▸ **Task material**
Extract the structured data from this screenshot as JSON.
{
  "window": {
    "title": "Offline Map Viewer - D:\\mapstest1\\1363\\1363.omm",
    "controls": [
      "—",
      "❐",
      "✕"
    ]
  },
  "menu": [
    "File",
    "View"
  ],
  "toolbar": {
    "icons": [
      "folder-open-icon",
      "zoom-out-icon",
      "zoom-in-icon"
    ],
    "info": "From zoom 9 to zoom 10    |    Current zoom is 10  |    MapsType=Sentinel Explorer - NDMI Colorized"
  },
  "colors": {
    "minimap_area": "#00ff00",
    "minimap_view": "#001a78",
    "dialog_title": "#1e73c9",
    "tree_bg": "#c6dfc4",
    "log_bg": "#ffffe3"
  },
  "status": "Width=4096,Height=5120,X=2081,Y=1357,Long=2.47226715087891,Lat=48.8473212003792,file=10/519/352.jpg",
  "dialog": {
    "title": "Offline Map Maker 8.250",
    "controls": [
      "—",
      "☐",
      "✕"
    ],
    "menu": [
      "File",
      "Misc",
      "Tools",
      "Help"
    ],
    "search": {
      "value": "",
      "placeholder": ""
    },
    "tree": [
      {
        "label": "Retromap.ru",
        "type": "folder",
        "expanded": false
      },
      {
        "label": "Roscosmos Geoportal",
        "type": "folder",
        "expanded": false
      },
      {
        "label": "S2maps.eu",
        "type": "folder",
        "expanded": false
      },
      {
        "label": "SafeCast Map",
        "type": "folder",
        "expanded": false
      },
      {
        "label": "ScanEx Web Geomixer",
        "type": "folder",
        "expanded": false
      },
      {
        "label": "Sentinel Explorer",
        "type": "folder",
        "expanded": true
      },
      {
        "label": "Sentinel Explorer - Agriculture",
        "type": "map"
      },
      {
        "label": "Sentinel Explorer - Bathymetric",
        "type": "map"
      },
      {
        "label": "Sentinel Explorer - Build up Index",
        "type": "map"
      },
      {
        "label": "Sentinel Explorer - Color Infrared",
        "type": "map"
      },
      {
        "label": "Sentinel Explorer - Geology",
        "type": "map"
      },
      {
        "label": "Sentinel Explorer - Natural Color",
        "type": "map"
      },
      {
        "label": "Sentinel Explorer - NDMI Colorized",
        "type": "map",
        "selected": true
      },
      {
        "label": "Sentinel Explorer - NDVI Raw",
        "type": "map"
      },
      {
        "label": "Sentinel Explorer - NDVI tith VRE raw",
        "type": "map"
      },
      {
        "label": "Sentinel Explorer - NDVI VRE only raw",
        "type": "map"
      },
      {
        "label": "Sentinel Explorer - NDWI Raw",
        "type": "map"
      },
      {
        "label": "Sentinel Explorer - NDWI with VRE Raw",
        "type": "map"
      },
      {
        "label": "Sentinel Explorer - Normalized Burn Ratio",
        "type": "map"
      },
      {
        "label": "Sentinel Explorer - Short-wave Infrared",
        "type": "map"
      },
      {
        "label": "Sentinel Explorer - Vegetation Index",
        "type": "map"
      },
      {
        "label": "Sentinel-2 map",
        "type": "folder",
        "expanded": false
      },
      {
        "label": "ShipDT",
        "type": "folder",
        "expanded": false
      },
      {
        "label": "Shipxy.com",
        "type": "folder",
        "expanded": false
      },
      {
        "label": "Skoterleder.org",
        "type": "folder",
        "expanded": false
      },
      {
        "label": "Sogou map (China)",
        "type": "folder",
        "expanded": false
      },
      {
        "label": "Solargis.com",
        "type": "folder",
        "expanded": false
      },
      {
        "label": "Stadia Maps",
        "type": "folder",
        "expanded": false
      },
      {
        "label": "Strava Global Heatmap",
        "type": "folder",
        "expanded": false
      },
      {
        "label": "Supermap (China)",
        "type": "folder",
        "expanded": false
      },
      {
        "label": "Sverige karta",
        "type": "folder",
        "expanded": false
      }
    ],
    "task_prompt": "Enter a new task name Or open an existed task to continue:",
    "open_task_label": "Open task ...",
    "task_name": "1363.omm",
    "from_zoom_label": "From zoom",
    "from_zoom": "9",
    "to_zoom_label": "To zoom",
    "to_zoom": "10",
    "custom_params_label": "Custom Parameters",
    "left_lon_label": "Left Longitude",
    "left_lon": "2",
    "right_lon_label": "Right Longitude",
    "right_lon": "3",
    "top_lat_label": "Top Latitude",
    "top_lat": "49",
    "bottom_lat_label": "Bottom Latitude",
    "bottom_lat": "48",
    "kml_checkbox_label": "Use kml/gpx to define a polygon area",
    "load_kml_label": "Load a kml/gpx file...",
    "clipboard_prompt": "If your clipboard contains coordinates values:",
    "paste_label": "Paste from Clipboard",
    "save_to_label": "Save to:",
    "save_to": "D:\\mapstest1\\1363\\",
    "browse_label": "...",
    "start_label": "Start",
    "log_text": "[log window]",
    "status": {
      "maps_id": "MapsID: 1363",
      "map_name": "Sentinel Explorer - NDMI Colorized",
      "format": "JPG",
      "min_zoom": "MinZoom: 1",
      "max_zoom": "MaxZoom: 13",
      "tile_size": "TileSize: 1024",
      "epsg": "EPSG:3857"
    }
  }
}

▸ **Exercise objective**
Give the entries again in full, exactly as they are written.

▸ **Task answer**
Extract the structured data from this screenshot as JSON.
{
  "window": {
    "title": "Offline Map Viewer - D:\\mapstest1\\1363\\1363.omm",
    "controls": [
      "—",
      "❐",
      "✕"
    ]
  },
  "menu": [
    "File",
    "View"
  ],
  "toolbar": {
    "icons": [
      "folder-open-icon",
      "zoom-out-icon",
      "zoom-in-icon"
    ],
    "info": "From zoom 9 to zoom 10    |    Current zoom is 10  |    MapsType=Sentinel Explorer - NDMI Colorized"
  },
  "colors": {
    "minimap_area": "#00ff00",
    "minimap_view": "#001a78",
    "dialog_title": "#1e73c9",
    "tree_bg": "#c6dfc4",
    "log_bg": "#ffffe3"
  },
  "status": "Width=4096,Height=5120,X=2081,Y=1357,Long=2.47226715087891,Lat=48.8473212003792,file=10/519/352.jpg",
  "dialog": {
    "title": "Offline Map Maker 8.250",
    "controls": [
      "—",
      "☐",
      "✕"
    ],
    "menu": [
      "File",
      "Misc",
      "Tools",
      "Help"
    ],
    "search": {
      "value": "",
      "placeholder": ""
    },
    "tree": [
      {
        "label": "Retromap.ru",
        "type": "folder",
        "expanded": false
      },
      {
        "label": "Roscosmos Geoportal",
        "type": "folder",
        "expanded": false
      },
      {
        "label": "S2maps.eu",
        "type": "folder",
        "expanded": false
      },
      {
        "label": "SafeCast Map",
        "type": "folder",
        "expanded": false
      },
      {
        "label": "ScanEx Web Geomixer",
        "type": "folder",
        "expanded": false
      },
      {
        "label": "Sentinel Explorer",
        "type": "folder",
        "expanded": true
      },
      {
        "label": "Sentinel Explorer - Agriculture",
        "type": "map"
      },
      {
        "label": "Sentinel Explorer - Bathymetric",
        "type": "map"
      },
      {
        "label": "Sentinel Explorer - Build up Index",
        "type": "map"
      },
      {
        "label": "Sentinel Explorer - Color Infrared",
        "type": "map"
      },
      {
        "label": "Sentinel Explorer - Geology",
        "type": "map"
      },
      {
        "label": "Sentinel Explorer - Natural Color",
        "type": "map"
      },
      {
        "label": "Sentinel Explorer - NDMI Colorized",
        "type": "map",
        "selected": true
      },
      {
        "label": "Sentinel Explorer - NDVI Raw",
        "type": "map"
      },
      {
        "label": "Sentinel Explorer - NDVI tith VRE raw",
        "type": "map"
      },
      {
        "label": "Sentinel Explorer - NDVI VRE only raw",
        "type": "map"
      },
      {
        "label": "Sentinel Explorer - NDWI Raw",
        "type": "map"
      },
      {
        "label": "Sentinel Explorer - NDWI with VRE Raw",
        "type": "map"
      },
      {
        "label": "Sentinel Explorer - Normalized Burn Ratio",
        "type": "map"
      },
      {
        "label": "Sentinel Explorer - Short-wave Infrared",
        "type": "map"
      },
      {
        "label": "Sentinel Explorer - Vegetation Index",
        "type": "map"
      },
      {
        "label": "Sentinel-2 map",
        "type": "folder",
        "expanded": false
      },
      {
        "label": "ShipDT",
        "type": "folder",
        "expanded": false
      },
      {
        "label": "Shipxy.com",
        "type": "folder",
        "expanded": false
      },
      {
        "label": "Skoterleder.org",
        "type": "folder",
        "expanded": false
      },
      {
        "label": "Sogou map (China)",
        "type": "folder",
        "expanded": false
      },
      {
        "label": "Solargis.com",
        "type": "folder",
        "expanded": false
      },
      {
        "label": "Stadia Maps",
        "type": "folder",
        "expanded": false
      },
      {
        "label": "Strava Global Heatmap",
        "type": "folder",
        "expanded": false
      },
      {
        "label": "Supermap (China)",
        "type": "folder",
        "expanded": false
      },
      {
        "label": "Sverige karta",
        "type": "folder",
        "expanded": false
      }
    ],
    "task_prompt": "Enter a new task name Or open an existed task to continue:",
    "open_task_label": "Open task ...",
    "task_name": "1363.omm",
    "from_zoom_label": "From zoom",
    "from_zoom": "9",
    "to_zoom_label": "To zoom",
    "to_zoom": "10",
    "custom_params_label": "Custom Parameters",
    "left_lon_label": "Left Longitude",
    "left_lon": "2",
    "right_lon_label": "Right Longitude",
    "right_lon": "3",
    "top_lat_label": "Top Latitude",
    "top_lat": "49",
    "bottom_lat_label": "Bottom Latitude",
    "bottom_lat": "48",
    "kml_checkbox_label": "Use kml/gpx to define a polygon area",
    "load_kml_label": "Load a kml/gpx file...",
    "clipboard_prompt": "If your clipboard contains coordinates values:",
    "paste_label": "Paste from Clipboard",
    "save_to_label": "Save to:",
    "save_to": "D:\\mapstest1\\1363\\",
    "browse_label": "...",
    "start_label": "Start",
    "log_text": "[log window]",
    "status": {
      "maps_id": "MapsID: 1363",
      "map_name": "Sentinel Explorer - NDMI Colorized",
      "format": "JPG",
      "min_zoom": "MinZoom: 1",
      "max_zoom": "MaxZoom: 13",
      "tile_size": "TileSize: 1024",
      "epsg": "EPSG:3857"
    }
  }
}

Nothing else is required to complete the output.